GitHub - randomtask2000/WebLLMChat: AI app that runs llms in the browser supported by Svelte 5 and Skeleton 3. It also supports a RAG with PDF, DOCX, TXT, drag and drop, that is configurable with a subsystem. Best of all is that it leaks no data to a backend

WebLLM Chat

🌐 Live Demo: https://randomtask2000.github.io/WebLLMChat/

A privacy-first AI assistant with powerful document analysis capabilities that runs entirely in your browser, built with SvelteKit, Skeleton UI and WebLLM. Features include RAG (Retrieval-Augmented Generation) capabilities, multiple theme support, and persistent chat history.

Features

🤖 WebLLM Integration: Run large language models directly in the browser
📄 RAG Support: Upload and search through documents (DOCX, PDF, TXT, MD, CSV)
🎨 Multiple Themes: Switch between Skeleton, Wintry, Modern, and Crimson themes
💬 Chat History: Persistent chat sessions stored in browser localStorage
🔄 Model Management: Download and switch between different LLM models
⚡ Responsive Design: Works on desktop and mobile devices
🧪 Fully Tested: Comprehensive unit and integration tests
📱 PWA Ready: Can be installed as a Progressive Web App

Available Models

Llama-3.2-3B-Instruct (Context7): Default model with extended 128k context (2GB VRAM)
TinyLlama-1.1B: Fastest loading, minimal VRAM (512MB, 2k context)
Llama-3.2-1B-Instruct: Small model with 128k context (1GB VRAM)
Llama-3.2-3B-Instruct: Standard 128k context version (2GB VRAM)
Llama-3.1-8B-Instruct: Highest quality responses (5GB VRAM, 128k context)
Qwen2.5-7B-Instruct: Excellent coding capabilities (4GB VRAM, 128k context)
Phi-3.5-mini-instruct: Microsoft's efficient model (2GB VRAM, 128k context)

Technology Stack

Framework: SvelteKit with TypeScript
Styling: TailwindCSS with Skeleton UI components
LLM Engine: WebLLM (runs models in browser via WebGPU)

EXERCISE DATA:

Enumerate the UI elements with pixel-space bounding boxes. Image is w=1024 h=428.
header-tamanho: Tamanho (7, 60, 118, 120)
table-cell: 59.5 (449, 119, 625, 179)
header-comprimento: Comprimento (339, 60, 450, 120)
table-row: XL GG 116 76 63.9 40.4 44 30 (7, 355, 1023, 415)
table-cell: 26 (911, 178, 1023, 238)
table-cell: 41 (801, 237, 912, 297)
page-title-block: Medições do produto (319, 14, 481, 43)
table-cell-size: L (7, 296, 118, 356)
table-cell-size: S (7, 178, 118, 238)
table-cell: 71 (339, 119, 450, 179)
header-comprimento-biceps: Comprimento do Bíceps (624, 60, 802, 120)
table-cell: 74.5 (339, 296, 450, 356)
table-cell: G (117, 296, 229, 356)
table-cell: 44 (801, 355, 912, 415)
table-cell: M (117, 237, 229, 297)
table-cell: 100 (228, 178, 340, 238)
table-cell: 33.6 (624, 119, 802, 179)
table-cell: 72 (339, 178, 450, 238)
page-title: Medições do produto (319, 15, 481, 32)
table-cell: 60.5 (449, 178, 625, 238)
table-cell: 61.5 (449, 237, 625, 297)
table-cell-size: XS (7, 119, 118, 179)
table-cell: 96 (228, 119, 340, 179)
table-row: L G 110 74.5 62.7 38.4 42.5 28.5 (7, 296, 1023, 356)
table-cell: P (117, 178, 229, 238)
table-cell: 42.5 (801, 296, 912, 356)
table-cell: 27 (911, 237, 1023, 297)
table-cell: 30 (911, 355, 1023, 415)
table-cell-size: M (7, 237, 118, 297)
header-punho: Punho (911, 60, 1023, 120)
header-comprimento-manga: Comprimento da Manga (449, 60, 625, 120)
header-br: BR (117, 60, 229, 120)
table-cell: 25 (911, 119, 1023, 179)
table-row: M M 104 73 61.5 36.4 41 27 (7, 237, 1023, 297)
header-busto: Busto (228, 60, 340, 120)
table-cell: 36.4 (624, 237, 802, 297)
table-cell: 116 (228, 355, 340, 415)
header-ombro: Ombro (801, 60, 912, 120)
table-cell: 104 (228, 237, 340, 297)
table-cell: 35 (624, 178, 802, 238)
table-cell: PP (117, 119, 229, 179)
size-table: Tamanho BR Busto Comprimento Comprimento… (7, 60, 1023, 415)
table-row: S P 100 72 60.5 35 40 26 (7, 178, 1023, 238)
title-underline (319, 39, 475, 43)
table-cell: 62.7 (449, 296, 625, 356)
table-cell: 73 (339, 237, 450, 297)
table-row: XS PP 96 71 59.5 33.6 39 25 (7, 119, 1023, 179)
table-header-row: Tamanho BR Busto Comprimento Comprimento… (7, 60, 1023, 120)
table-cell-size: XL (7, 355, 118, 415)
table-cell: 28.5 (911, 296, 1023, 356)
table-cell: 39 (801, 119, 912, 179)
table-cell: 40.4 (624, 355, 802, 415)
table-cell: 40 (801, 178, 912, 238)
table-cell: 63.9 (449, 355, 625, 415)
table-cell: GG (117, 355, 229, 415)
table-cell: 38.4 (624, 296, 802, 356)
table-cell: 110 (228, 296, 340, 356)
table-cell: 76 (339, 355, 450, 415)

TASKS AND EXERCISES:
(1) From the WebLLM Chat page, repeat word for word the part that opens with the words "Llama-3.2-3B-Instruct: Standard 128k" and closes with "browser via WebGPU)".
(2) Which document formats does the WebLLM Chat page list for RAG uploads?
(3) According to the WebLLM Chat page, how much VRAM does TinyLlama-1.1B need?

RESULTS:
(1)
Llama-3.2-3B-Instruct: Standard 128k context version (2GB VRAM)
Llama-3.1-8B-Instruct: Highest quality responses (5GB VRAM, 128k context)
Qwen2.5-7B-Instruct: Excellent coding capabilities (4GB VRAM, 128k context)
Phi-3.5-mini-instruct: Microsoft's efficient model (2GB VRAM, 128k context)

Technology Stack

Framework: SvelteKit with TypeScript
Styling: TailwindCSS with Skeleton UI components
LLM Engine: WebLLM (runs models in browser via WebGPU)

(2) DOCX, PDF, TXT, MD, CSV

(3) 512MB